◆ What you should do ◆
Tally the lines in the data that follows that include the word "axis", and report nothing but the total.

▬▬▬▬▬▬

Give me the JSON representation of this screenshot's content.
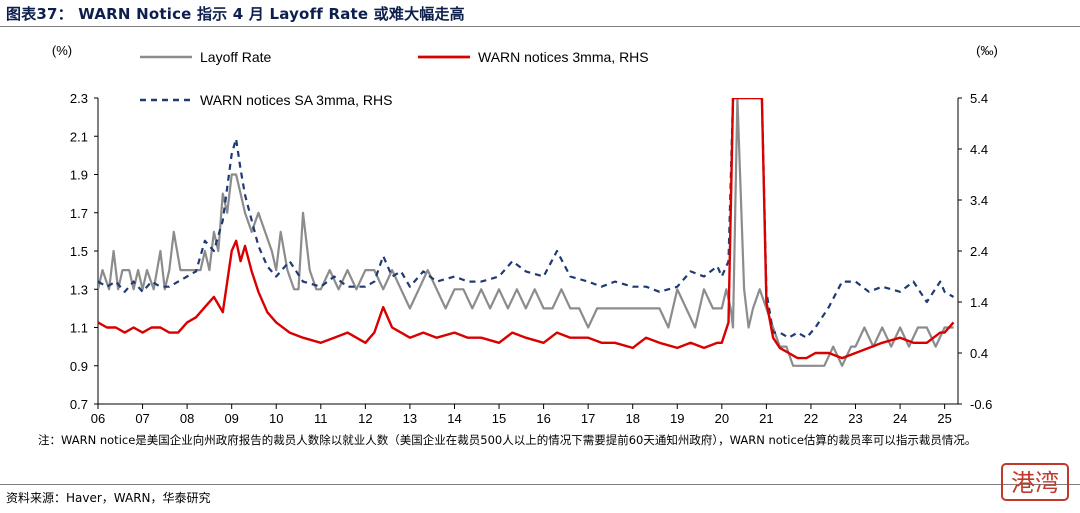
{
  "header": {
    "title": "图表37： WARN Notice 指示 4 月 Layoff Rate 或难大幅走高"
  },
  "footer": {
    "note": "注：WARN notice是美国企业向州政府报告的裁员人数除以就业人数（美国企业在裁员500人以上的情况下需要提前60天通知州政府），WARN notice估算的裁员率可以指示裁员情况。",
    "source": "资料来源：Haver，WARN，华泰研究"
  },
  "watermark": {
    "text": "港湾",
    "color": "#c0392b"
  },
  "colors": {
    "layoff": "#8c8c8c",
    "warn": "#d90000",
    "warn_sa": "#1f3b73",
    "axis": "#000000"
  },
  "chart_data": {
    "type": "line",
    "x_ticks": [
      "06",
      "07",
      "08",
      "09",
      "10",
      "11",
      "12",
      "13",
      "14",
      "15",
      "16",
      "17",
      "18",
      "19",
      "20",
      "21",
      "22",
      "23",
      "24",
      "25"
    ],
    "y_left": {
      "label": "(%)",
      "ticks": [
        "0.7",
        "0.9",
        "1.1",
        "1.3",
        "1.5",
        "1.7",
        "1.9",
        "2.1",
        "2.3"
      ],
      "min": 0.7,
      "max": 2.3
    },
    "y_right": {
      "label": "(‰)",
      "ticks": [
        "-0.6",
        "0.4",
        "1.4",
        "2.4",
        "3.4",
        "4.4",
        "5.4"
      ],
      "min": -0.6,
      "max": 5.4
    },
    "legend": {
      "placement": "top-left"
    },
    "series": [
      {
        "name": "Layoff Rate",
        "axis": "left",
        "style": "solid",
        "x": [
          2006.0,
          2006.1,
          2006.25,
          2006.35,
          2006.45,
          2006.55,
          2006.7,
          2006.8,
          2006.9,
          2007.0,
          2007.1,
          2007.25,
          2007.4,
          2007.5,
          2007.6,
          2007.7,
          2007.85,
          2008.0,
          2008.2,
          2008.3,
          2008.4,
          2008.5,
          2008.6,
          2008.7,
          2008.8,
          2008.9,
          2009.0,
          2009.1,
          2009.2,
          2009.3,
          2009.45,
          2009.6,
          2009.75,
          2009.9,
          2010.0,
          2010.1,
          2010.25,
          2010.4,
          2010.5,
          2010.6,
          2010.75,
          2010.9,
          2011.0,
          2011.2,
          2011.4,
          2011.6,
          2011.8,
          2012.0,
          2012.2,
          2012.4,
          2012.6,
          2012.8,
          2013.0,
          2013.2,
          2013.4,
          2013.6,
          2013.8,
          2014.0,
          2014.2,
          2014.4,
          2014.6,
          2014.8,
          2015.0,
          2015.2,
          2015.4,
          2015.6,
          2015.8,
          2016.0,
          2016.2,
          2016.4,
          2016.6,
          2016.8,
          2017.0,
          2017.2,
          2017.4,
          2017.6,
          2017.8,
          2018.0,
          2018.2,
          2018.4,
          2018.6,
          2018.8,
          2019.0,
          2019.2,
          2019.4,
          2019.6,
          2019.8,
          2020.0,
          2020.1,
          2020.2,
          2020.25,
          2020.35,
          2020.5,
          2020.6,
          2020.7,
          2020.85,
          2021.0,
          2021.15,
          2021.3,
          2021.45,
          2021.6,
          2021.75,
          2021.9,
          2022.1,
          2022.3,
          2022.5,
          2022.7,
          2022.9,
          2023.0,
          2023.2,
          2023.4,
          2023.6,
          2023.8,
          2024.0,
          2024.2,
          2024.4,
          2024.6,
          2024.8,
          2025.0,
          2025.2
        ],
        "y": [
          1.3,
          1.4,
          1.3,
          1.5,
          1.3,
          1.4,
          1.4,
          1.3,
          1.4,
          1.3,
          1.4,
          1.3,
          1.5,
          1.3,
          1.4,
          1.6,
          1.4,
          1.4,
          1.4,
          1.4,
          1.5,
          1.4,
          1.6,
          1.5,
          1.8,
          1.7,
          1.9,
          1.9,
          1.8,
          1.7,
          1.6,
          1.7,
          1.6,
          1.5,
          1.4,
          1.6,
          1.4,
          1.3,
          1.3,
          1.7,
          1.4,
          1.3,
          1.3,
          1.4,
          1.3,
          1.4,
          1.3,
          1.4,
          1.4,
          1.3,
          1.4,
          1.3,
          1.2,
          1.3,
          1.4,
          1.3,
          1.2,
          1.3,
          1.3,
          1.2,
          1.3,
          1.2,
          1.3,
          1.2,
          1.3,
          1.2,
          1.3,
          1.2,
          1.2,
          1.3,
          1.2,
          1.2,
          1.1,
          1.2,
          1.2,
          1.2,
          1.2,
          1.2,
          1.2,
          1.2,
          1.2,
          1.1,
          1.3,
          1.2,
          1.1,
          1.3,
          1.2,
          1.2,
          1.3,
          1.2,
          1.1,
          2.3,
          1.3,
          1.1,
          1.2,
          1.3,
          1.2,
          1.1,
          1.0,
          1.0,
          0.9,
          0.9,
          0.9,
          0.9,
          0.9,
          1.0,
          0.9,
          1.0,
          1.0,
          1.1,
          1.0,
          1.1,
          1.0,
          1.1,
          1.0,
          1.1,
          1.1,
          1.0,
          1.1,
          1.1
        ]
      },
      {
        "name": "WARN notices 3mma, RHS",
        "axis": "right",
        "style": "solid",
        "x": [
          2006.0,
          2006.2,
          2006.4,
          2006.6,
          2006.8,
          2007.0,
          2007.2,
          2007.4,
          2007.6,
          2007.8,
          2008.0,
          2008.2,
          2008.4,
          2008.6,
          2008.8,
          2009.0,
          2009.1,
          2009.2,
          2009.3,
          2009.45,
          2009.6,
          2009.8,
          2010.0,
          2010.3,
          2010.6,
          2011.0,
          2011.3,
          2011.6,
          2012.0,
          2012.2,
          2012.4,
          2012.6,
          2012.8,
          2013.0,
          2013.3,
          2013.6,
          2014.0,
          2014.3,
          2014.6,
          2015.0,
          2015.3,
          2015.6,
          2016.0,
          2016.3,
          2016.6,
          2017.0,
          2017.3,
          2017.6,
          2018.0,
          2018.3,
          2018.6,
          2019.0,
          2019.3,
          2019.6,
          2019.9,
          2020.0,
          2020.15,
          2020.25,
          2020.35,
          2020.5,
          2020.6,
          2020.75,
          2020.9,
          2021.0,
          2021.15,
          2021.3,
          2021.5,
          2021.7,
          2021.9,
          2022.1,
          2022.4,
          2022.7,
          2023.0,
          2023.3,
          2023.6,
          2024.0,
          2024.3,
          2024.6,
          2024.9,
          2025.0,
          2025.2
        ],
        "y": [
          1.0,
          0.9,
          0.9,
          0.8,
          0.9,
          0.8,
          0.9,
          0.9,
          0.8,
          0.8,
          1.0,
          1.1,
          1.3,
          1.5,
          1.2,
          2.4,
          2.6,
          2.2,
          2.5,
          2.0,
          1.6,
          1.2,
          1.0,
          0.8,
          0.7,
          0.6,
          0.7,
          0.8,
          0.6,
          0.8,
          1.3,
          0.9,
          0.8,
          0.7,
          0.8,
          0.7,
          0.8,
          0.7,
          0.7,
          0.6,
          0.8,
          0.7,
          0.6,
          0.8,
          0.7,
          0.7,
          0.6,
          0.6,
          0.5,
          0.7,
          0.6,
          0.5,
          0.6,
          0.5,
          0.6,
          0.6,
          1.0,
          5.4,
          5.4,
          5.4,
          5.4,
          5.4,
          5.4,
          1.4,
          0.7,
          0.5,
          0.4,
          0.3,
          0.3,
          0.4,
          0.4,
          0.3,
          0.4,
          0.5,
          0.6,
          0.7,
          0.6,
          0.6,
          0.8,
          0.8,
          1.0
        ]
      },
      {
        "name": "WARN notices SA 3mma, RHS",
        "axis": "right",
        "style": "dashed",
        "x": [
          2006.0,
          2006.2,
          2006.4,
          2006.6,
          2006.8,
          2007.0,
          2007.2,
          2007.4,
          2007.6,
          2007.8,
          2008.0,
          2008.2,
          2008.4,
          2008.6,
          2008.8,
          2009.0,
          2009.1,
          2009.2,
          2009.3,
          2009.45,
          2009.6,
          2009.8,
          2010.0,
          2010.3,
          2010.6,
          2011.0,
          2011.3,
          2011.6,
          2012.0,
          2012.2,
          2012.4,
          2012.6,
          2012.8,
          2013.0,
          2013.3,
          2013.6,
          2014.0,
          2014.3,
          2014.6,
          2015.0,
          2015.3,
          2015.6,
          2016.0,
          2016.3,
          2016.6,
          2017.0,
          2017.3,
          2017.6,
          2018.0,
          2018.3,
          2018.6,
          2019.0,
          2019.3,
          2019.6,
          2019.9,
          2020.0,
          2020.15,
          2020.25,
          2020.35,
          2020.5,
          2020.6,
          2020.75,
          2020.9,
          2021.0,
          2021.15,
          2021.3,
          2021.5,
          2021.7,
          2021.9,
          2022.1,
          2022.4,
          2022.7,
          2023.0,
          2023.3,
          2023.6,
          2024.0,
          2024.3,
          2024.6,
          2024.9,
          2025.0,
          2025.2
        ],
        "y": [
          1.8,
          1.7,
          1.8,
          1.6,
          1.8,
          1.6,
          1.8,
          1.7,
          1.7,
          1.8,
          1.9,
          2.0,
          2.6,
          2.4,
          3.0,
          4.3,
          4.6,
          4.0,
          3.5,
          3.0,
          2.5,
          2.1,
          1.9,
          2.2,
          1.8,
          1.7,
          1.9,
          1.7,
          1.7,
          1.8,
          2.3,
          1.9,
          2.0,
          1.7,
          2.0,
          1.8,
          1.9,
          1.8,
          1.8,
          1.9,
          2.2,
          2.0,
          1.9,
          2.4,
          1.9,
          1.8,
          1.7,
          1.8,
          1.7,
          1.7,
          1.6,
          1.7,
          2.0,
          1.9,
          2.1,
          1.9,
          2.2,
          5.4,
          5.4,
          5.4,
          5.4,
          5.4,
          5.4,
          1.6,
          0.8,
          0.8,
          0.7,
          0.8,
          0.7,
          0.9,
          1.3,
          1.8,
          1.8,
          1.6,
          1.7,
          1.6,
          1.8,
          1.4,
          1.8,
          1.6,
          1.5
        ]
      }
    ]
  }
}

▬▬▬▬▬▬

◆ Exercise output ◆
4